• **Exercise details**
Locate each line holding the string "Brian" and copy it.

---

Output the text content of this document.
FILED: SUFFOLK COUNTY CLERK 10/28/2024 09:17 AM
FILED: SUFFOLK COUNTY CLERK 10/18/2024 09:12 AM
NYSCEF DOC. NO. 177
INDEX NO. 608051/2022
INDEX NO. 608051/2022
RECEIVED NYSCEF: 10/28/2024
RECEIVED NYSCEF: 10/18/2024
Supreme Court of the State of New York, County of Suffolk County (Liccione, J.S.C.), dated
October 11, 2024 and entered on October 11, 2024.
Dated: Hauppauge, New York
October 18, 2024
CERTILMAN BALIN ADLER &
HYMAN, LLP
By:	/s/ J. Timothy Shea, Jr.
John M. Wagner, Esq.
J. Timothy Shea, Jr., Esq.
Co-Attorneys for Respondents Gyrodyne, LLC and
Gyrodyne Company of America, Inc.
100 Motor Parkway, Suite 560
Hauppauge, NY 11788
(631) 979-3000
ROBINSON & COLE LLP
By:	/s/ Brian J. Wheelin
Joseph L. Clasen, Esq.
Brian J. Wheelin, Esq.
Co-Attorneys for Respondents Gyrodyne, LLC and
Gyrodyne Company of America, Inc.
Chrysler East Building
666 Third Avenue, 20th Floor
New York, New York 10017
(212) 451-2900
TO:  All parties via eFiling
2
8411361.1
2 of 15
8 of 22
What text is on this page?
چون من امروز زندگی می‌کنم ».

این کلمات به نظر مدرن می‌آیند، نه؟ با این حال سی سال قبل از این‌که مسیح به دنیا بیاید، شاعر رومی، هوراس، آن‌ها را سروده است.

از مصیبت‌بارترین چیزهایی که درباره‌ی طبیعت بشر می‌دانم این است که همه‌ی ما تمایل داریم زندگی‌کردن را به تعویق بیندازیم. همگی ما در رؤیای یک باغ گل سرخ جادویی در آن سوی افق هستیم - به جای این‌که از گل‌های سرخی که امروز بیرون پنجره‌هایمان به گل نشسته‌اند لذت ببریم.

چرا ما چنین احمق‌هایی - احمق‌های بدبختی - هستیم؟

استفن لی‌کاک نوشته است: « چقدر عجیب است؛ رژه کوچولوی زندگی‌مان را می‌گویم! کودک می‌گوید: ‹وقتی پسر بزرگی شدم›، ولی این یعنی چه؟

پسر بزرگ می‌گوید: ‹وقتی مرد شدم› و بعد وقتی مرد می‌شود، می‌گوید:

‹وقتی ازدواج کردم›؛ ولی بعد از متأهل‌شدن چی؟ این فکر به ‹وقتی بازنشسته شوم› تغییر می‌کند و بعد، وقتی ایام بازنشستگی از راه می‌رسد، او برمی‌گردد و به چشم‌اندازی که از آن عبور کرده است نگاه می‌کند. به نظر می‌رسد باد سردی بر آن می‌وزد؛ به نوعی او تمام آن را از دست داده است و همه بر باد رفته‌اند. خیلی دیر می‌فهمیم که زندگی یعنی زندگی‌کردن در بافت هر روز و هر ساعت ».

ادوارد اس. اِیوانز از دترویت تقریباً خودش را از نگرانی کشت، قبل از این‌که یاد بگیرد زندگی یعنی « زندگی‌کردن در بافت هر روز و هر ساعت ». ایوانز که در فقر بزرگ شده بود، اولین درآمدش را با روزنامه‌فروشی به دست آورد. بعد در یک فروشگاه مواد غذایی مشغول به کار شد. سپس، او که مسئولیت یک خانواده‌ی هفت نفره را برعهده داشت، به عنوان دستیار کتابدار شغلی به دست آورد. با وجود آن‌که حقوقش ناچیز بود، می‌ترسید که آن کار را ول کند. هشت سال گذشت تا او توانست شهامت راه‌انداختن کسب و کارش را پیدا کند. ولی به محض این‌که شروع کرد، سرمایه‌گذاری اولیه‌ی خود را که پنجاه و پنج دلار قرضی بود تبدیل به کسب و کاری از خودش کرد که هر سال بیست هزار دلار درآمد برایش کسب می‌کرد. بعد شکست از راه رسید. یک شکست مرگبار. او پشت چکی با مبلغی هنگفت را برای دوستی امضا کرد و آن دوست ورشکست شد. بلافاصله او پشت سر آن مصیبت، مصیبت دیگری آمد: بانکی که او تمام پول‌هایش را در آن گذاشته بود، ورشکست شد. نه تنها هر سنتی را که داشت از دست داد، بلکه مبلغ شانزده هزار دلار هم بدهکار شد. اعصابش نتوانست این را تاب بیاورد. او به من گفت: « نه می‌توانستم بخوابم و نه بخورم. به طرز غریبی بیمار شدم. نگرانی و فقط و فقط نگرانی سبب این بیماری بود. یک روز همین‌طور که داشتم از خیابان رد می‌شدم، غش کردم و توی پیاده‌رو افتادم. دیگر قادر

---

• **Exercise result**
By:	/s/ Brian J. Wheelin
Brian J. Wheelin, Esq.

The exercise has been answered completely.